Input for this task

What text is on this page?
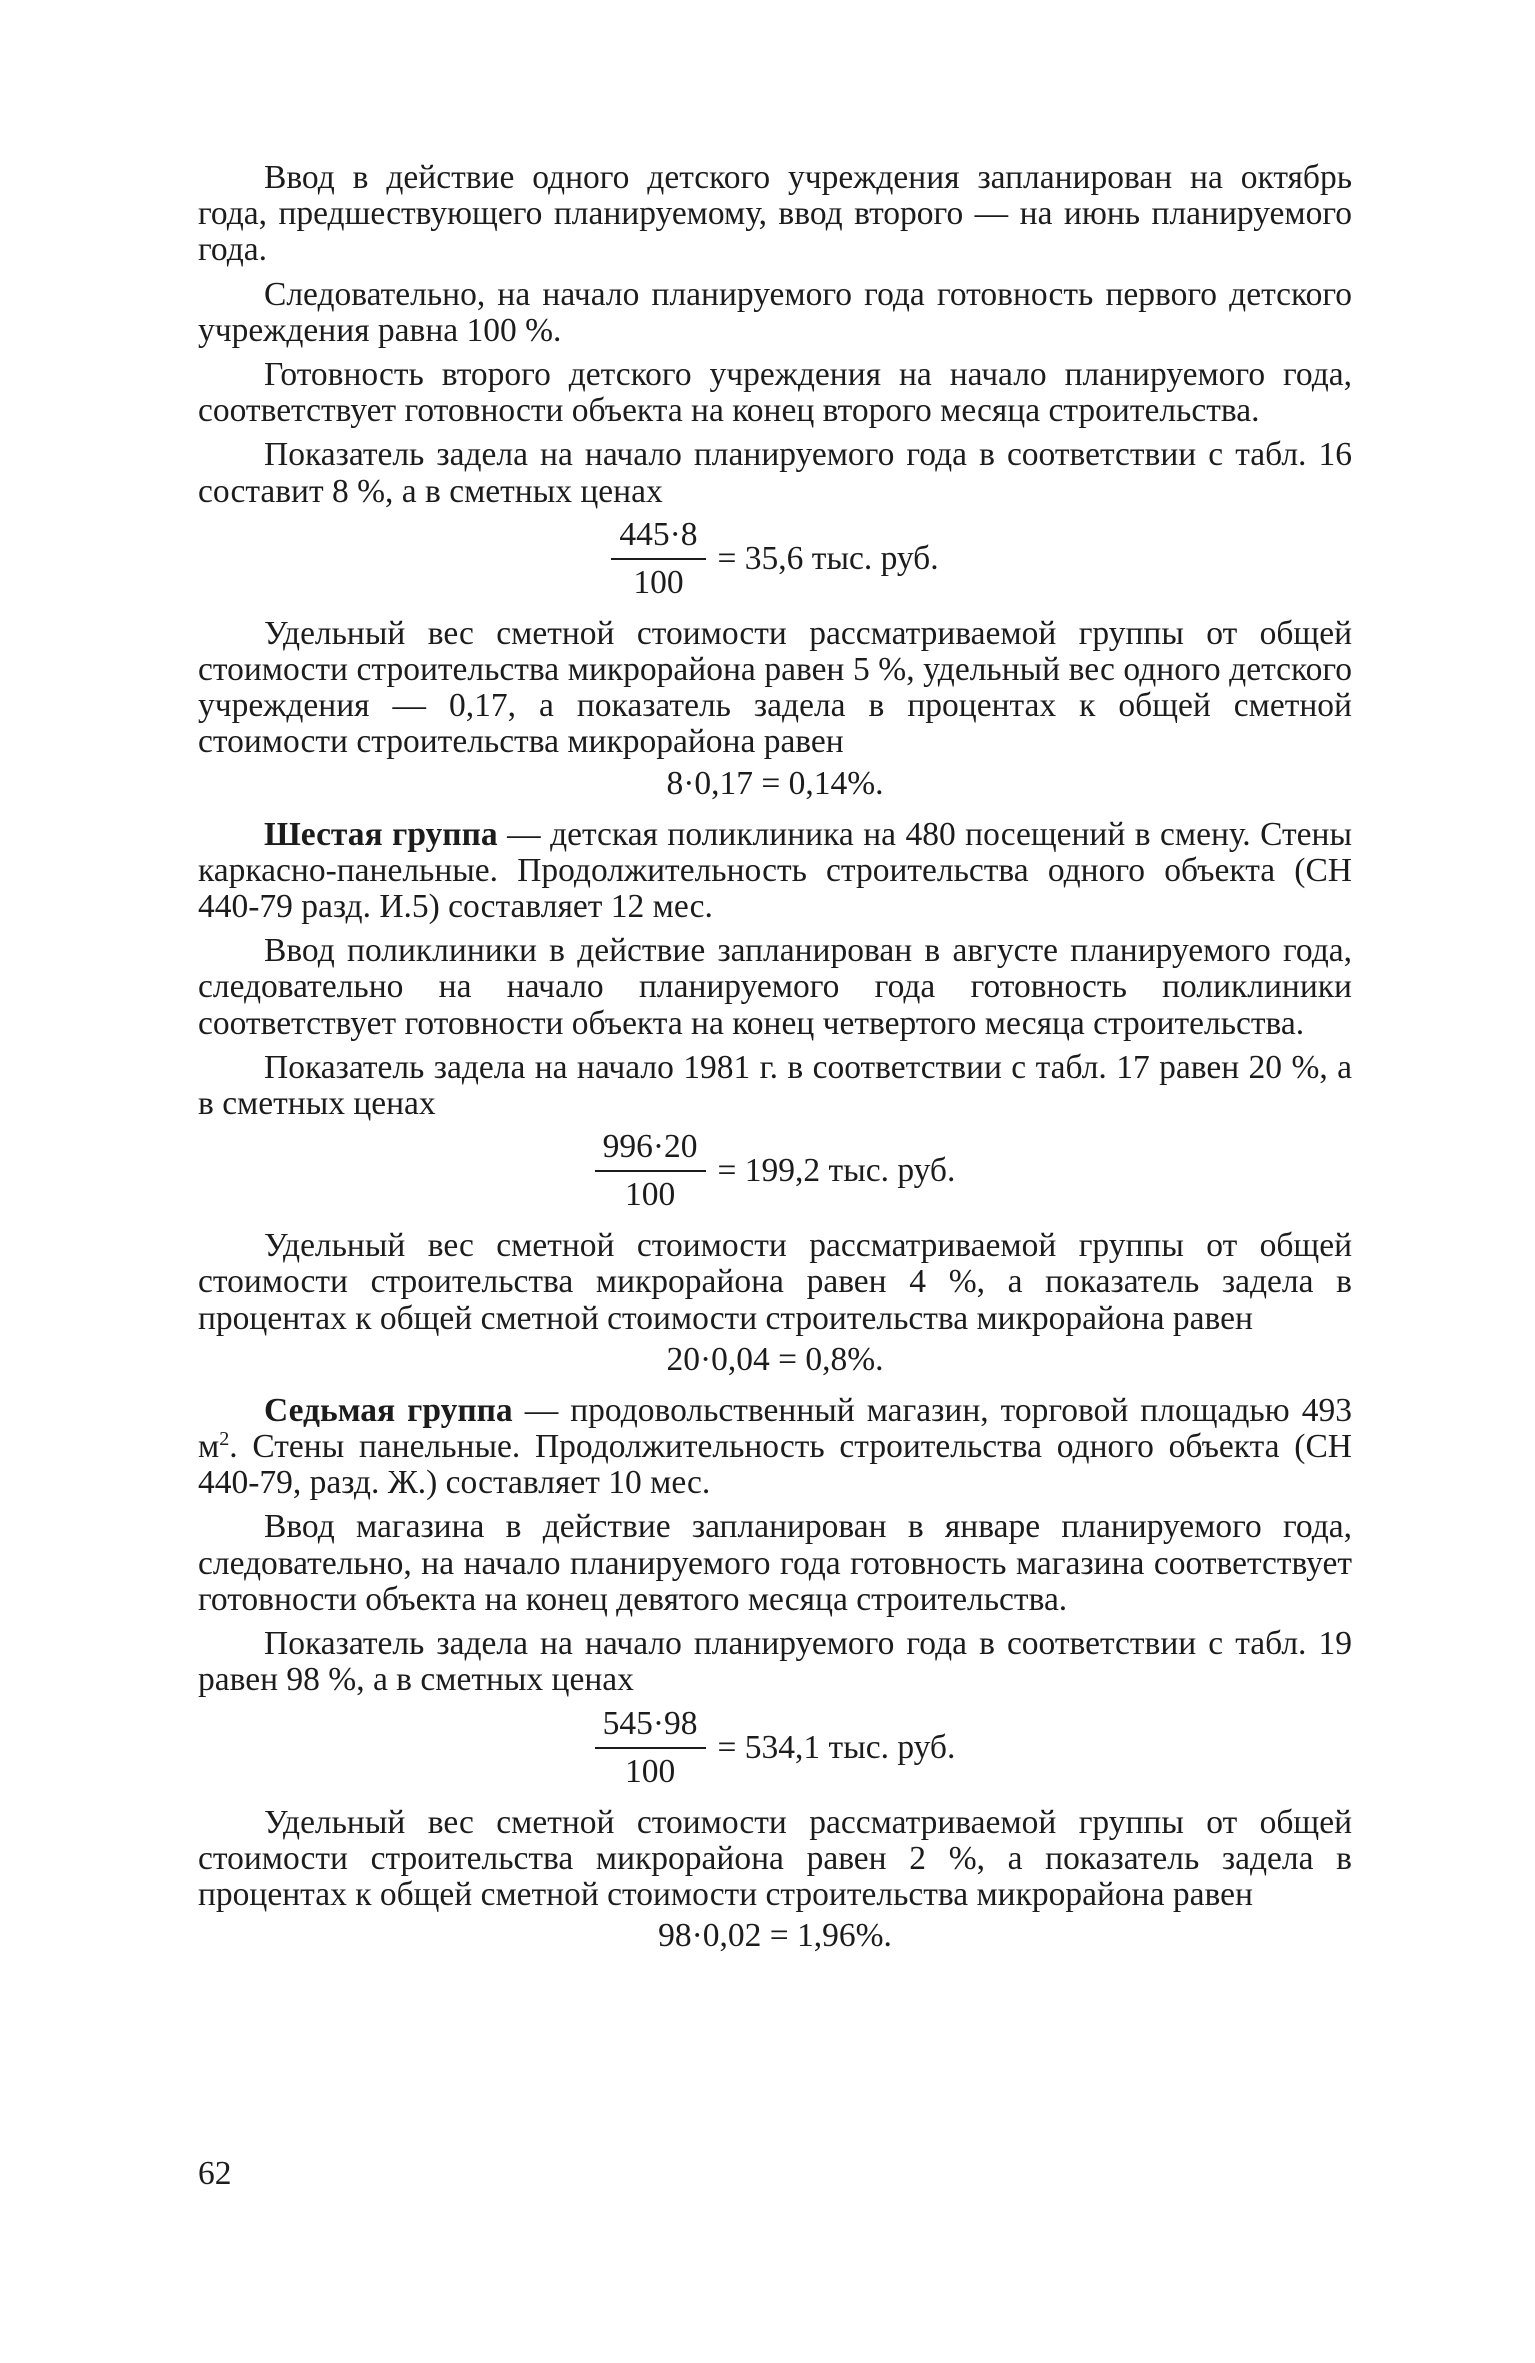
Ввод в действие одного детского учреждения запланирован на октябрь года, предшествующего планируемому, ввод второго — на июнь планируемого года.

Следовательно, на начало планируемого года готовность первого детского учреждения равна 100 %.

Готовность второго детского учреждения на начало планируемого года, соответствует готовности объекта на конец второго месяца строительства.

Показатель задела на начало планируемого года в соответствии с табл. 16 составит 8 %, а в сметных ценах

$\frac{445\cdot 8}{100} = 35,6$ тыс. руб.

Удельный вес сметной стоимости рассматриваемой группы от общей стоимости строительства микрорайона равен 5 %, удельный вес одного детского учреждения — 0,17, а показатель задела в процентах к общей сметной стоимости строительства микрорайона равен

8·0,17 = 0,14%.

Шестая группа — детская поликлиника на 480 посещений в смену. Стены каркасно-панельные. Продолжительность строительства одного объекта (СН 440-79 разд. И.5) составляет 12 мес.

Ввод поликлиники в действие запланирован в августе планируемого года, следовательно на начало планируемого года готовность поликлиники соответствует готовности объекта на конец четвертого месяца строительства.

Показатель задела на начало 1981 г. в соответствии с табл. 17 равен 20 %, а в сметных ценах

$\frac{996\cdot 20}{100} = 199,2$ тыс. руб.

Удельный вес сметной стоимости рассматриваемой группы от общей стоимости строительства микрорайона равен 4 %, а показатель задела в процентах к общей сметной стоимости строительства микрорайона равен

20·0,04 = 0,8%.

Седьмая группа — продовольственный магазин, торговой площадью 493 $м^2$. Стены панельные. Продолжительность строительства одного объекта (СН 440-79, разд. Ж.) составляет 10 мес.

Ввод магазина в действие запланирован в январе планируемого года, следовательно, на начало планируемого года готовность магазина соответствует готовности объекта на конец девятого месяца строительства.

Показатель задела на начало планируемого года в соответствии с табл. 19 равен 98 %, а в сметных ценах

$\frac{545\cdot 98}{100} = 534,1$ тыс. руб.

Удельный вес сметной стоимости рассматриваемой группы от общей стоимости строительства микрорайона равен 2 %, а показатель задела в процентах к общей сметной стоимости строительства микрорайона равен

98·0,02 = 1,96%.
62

The exercise
Filter the records above for lines containing the word "ценах", and copy those lines.

Solution
Показатель задела на начало планируемого года в соответствии с табл. 16 составит 8 %, а в сметных ценах
Показатель задела на начало 1981 г. в соответствии с табл. 17 равен 20 %, а в сметных ценах
Показатель задела на начало планируемого года в соответствии с табл. 19 равен 98 %, а в сметных ценах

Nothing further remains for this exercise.